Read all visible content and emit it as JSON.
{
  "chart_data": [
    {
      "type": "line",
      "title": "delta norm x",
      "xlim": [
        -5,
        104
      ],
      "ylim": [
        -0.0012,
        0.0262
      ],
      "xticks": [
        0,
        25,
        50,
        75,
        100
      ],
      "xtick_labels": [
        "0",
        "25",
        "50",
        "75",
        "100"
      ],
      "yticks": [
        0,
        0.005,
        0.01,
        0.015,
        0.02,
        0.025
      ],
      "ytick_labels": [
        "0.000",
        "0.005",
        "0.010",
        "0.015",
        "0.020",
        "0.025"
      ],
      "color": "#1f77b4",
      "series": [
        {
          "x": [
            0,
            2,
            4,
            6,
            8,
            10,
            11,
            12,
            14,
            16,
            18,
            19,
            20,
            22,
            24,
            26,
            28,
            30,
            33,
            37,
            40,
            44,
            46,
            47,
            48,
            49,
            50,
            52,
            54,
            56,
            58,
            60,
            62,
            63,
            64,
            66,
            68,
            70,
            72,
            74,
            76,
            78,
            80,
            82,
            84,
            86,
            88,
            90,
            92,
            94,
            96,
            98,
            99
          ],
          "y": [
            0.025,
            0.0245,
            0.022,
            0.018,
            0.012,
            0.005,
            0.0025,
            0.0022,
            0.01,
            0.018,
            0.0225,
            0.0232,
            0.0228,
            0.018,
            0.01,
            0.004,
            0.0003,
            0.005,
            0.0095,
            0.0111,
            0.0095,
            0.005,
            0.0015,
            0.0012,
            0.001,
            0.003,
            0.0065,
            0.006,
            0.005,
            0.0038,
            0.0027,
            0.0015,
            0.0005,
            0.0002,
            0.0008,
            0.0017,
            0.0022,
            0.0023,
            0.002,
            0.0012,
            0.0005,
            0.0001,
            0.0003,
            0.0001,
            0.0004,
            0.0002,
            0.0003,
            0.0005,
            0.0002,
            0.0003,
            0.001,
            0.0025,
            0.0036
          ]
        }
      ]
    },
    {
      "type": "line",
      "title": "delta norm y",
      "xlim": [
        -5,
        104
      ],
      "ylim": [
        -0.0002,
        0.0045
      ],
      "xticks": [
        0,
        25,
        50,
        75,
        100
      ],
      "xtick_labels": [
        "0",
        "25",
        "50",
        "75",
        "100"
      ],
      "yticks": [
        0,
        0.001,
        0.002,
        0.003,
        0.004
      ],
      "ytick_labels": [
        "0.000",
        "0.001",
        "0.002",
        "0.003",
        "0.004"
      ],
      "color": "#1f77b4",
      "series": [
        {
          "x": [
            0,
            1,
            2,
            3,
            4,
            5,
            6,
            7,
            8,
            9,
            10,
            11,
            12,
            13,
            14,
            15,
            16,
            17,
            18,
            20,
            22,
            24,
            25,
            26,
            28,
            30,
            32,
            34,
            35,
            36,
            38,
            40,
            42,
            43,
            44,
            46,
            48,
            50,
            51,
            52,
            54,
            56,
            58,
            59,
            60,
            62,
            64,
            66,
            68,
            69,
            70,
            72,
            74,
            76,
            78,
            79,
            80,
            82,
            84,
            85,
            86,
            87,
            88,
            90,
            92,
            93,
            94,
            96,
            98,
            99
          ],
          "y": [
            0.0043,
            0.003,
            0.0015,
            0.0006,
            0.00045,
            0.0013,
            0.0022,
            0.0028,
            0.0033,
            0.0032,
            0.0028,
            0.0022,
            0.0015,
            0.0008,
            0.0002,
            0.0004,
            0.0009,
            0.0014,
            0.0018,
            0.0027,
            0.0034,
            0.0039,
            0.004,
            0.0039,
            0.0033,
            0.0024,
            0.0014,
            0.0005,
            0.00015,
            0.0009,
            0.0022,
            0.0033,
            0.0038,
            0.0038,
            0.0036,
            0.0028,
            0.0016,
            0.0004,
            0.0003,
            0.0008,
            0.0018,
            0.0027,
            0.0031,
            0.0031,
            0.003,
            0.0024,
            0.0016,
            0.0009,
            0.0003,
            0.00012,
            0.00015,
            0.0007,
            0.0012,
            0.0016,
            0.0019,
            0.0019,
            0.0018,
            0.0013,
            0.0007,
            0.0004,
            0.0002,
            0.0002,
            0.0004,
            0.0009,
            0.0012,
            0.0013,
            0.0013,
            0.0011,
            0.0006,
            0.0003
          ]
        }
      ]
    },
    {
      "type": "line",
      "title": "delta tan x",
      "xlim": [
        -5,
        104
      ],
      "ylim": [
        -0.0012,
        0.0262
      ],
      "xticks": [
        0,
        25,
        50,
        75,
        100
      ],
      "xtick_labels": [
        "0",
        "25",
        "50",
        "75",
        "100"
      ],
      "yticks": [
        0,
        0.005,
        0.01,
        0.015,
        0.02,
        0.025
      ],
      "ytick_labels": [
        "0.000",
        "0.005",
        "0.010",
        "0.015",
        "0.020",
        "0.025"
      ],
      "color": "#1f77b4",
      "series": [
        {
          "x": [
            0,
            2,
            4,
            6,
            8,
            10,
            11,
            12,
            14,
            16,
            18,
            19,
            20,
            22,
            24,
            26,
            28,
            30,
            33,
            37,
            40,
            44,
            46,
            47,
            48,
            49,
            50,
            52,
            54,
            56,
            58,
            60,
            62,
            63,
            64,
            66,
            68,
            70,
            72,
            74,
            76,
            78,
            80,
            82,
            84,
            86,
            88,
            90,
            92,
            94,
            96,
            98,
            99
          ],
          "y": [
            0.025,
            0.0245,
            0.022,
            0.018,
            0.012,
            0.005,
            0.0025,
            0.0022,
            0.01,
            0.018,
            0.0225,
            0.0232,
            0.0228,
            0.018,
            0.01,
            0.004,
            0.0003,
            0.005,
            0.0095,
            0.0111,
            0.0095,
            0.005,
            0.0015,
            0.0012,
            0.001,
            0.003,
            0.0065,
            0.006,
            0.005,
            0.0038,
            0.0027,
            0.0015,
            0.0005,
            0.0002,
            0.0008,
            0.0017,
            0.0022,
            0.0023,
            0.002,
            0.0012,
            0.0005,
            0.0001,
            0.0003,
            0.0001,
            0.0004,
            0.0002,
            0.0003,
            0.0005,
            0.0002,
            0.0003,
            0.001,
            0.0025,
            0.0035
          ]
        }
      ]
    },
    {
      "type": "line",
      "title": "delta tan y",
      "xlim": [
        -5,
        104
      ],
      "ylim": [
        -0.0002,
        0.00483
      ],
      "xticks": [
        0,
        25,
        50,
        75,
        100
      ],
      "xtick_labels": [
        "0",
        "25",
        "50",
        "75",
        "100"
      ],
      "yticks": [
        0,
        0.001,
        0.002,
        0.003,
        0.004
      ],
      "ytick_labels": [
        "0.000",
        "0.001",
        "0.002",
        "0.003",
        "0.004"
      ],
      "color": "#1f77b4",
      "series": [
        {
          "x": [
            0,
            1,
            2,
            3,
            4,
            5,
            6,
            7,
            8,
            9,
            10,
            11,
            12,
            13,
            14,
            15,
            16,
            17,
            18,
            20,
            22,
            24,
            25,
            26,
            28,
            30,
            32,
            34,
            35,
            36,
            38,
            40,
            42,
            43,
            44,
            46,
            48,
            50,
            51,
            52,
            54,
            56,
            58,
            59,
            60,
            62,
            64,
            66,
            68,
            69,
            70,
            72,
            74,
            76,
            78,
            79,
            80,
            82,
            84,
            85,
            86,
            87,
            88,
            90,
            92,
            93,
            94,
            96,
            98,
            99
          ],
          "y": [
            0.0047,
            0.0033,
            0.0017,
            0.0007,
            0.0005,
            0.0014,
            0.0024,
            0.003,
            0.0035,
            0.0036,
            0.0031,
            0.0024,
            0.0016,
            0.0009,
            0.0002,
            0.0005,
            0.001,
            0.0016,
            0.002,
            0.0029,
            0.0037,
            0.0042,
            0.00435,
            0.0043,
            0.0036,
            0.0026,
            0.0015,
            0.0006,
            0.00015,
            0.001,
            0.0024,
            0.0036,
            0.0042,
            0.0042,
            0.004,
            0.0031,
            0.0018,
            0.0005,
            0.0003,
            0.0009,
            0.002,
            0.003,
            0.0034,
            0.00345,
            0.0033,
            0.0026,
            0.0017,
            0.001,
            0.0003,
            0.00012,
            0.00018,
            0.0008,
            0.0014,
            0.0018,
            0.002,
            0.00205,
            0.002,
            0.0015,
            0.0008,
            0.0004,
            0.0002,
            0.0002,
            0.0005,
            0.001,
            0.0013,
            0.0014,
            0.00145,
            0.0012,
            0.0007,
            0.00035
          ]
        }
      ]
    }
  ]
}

§

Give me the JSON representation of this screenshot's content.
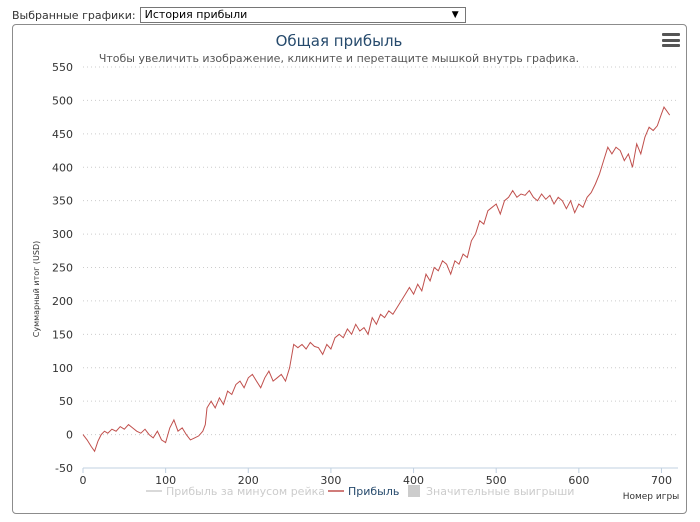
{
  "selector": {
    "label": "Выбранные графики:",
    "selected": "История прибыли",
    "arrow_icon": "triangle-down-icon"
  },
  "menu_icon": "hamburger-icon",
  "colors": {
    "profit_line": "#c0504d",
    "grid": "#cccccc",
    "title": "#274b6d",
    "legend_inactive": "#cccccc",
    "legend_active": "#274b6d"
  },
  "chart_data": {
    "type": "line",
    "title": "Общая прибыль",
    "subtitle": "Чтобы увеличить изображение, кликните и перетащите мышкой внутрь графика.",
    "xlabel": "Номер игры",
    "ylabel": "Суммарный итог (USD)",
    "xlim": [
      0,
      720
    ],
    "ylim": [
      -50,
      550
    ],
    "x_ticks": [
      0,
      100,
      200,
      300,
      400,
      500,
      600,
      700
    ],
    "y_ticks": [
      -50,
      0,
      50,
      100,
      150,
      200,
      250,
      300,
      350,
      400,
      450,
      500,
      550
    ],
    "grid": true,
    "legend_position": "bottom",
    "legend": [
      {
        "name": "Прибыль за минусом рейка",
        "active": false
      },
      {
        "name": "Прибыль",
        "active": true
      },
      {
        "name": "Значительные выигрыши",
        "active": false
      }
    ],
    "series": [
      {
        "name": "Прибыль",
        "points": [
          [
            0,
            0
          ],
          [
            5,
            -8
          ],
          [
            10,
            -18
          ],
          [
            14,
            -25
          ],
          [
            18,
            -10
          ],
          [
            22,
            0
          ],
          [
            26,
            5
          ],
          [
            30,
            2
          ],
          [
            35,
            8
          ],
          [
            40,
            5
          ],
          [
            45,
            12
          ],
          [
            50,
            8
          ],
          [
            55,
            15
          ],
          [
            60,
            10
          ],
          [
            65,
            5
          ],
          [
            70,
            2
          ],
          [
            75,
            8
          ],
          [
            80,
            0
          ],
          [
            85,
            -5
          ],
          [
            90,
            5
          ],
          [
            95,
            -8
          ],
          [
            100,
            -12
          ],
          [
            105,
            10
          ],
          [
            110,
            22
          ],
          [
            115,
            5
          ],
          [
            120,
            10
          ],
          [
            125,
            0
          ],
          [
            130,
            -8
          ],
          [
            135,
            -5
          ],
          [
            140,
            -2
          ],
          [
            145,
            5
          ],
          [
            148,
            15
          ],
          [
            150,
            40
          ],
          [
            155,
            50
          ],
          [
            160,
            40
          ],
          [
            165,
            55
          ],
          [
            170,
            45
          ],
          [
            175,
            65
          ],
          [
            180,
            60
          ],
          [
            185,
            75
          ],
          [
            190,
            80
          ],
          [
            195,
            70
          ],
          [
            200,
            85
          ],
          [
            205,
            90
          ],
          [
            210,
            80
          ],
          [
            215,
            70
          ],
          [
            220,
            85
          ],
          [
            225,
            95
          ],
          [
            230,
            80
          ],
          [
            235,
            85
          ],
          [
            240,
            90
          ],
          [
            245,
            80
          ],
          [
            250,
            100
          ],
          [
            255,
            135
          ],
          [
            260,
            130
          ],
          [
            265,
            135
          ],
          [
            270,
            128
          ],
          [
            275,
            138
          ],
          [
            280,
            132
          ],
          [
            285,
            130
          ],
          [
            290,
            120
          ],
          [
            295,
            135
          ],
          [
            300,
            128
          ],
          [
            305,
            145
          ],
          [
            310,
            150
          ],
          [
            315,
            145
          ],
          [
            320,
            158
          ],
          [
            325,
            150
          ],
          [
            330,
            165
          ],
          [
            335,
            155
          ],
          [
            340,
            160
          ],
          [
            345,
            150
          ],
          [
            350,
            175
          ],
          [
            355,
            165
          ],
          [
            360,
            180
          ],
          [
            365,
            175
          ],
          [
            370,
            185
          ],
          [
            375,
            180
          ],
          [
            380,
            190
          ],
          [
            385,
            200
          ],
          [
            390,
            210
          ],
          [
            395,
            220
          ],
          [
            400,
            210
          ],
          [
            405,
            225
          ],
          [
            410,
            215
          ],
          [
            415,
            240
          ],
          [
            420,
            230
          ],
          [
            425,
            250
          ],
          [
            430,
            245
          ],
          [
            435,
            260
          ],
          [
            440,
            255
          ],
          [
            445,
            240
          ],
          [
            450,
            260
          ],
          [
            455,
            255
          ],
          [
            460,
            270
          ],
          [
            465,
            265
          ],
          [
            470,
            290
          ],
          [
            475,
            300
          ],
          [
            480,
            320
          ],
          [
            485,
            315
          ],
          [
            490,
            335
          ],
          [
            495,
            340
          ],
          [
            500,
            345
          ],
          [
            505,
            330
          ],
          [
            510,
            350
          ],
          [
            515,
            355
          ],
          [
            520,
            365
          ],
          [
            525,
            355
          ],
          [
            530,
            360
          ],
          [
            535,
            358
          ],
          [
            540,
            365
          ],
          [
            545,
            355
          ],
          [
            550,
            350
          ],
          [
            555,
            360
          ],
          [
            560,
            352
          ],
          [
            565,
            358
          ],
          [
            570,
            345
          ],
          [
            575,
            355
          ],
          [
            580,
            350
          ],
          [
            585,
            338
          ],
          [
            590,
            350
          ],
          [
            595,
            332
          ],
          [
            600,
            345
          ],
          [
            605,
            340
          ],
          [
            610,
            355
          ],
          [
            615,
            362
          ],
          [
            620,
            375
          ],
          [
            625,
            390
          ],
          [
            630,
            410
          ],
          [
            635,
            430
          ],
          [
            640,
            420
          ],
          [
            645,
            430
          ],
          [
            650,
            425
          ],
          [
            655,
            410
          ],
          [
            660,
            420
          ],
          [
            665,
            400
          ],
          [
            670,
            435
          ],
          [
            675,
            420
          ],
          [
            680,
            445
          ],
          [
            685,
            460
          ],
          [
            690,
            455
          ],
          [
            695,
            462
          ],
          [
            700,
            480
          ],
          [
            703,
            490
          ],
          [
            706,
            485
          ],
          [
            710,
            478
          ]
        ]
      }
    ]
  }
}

§

Look through the entries above. Extract each line with the word "norm".

_The completed task_.
      "title": "delta norm x",
      "title": "delta norm y",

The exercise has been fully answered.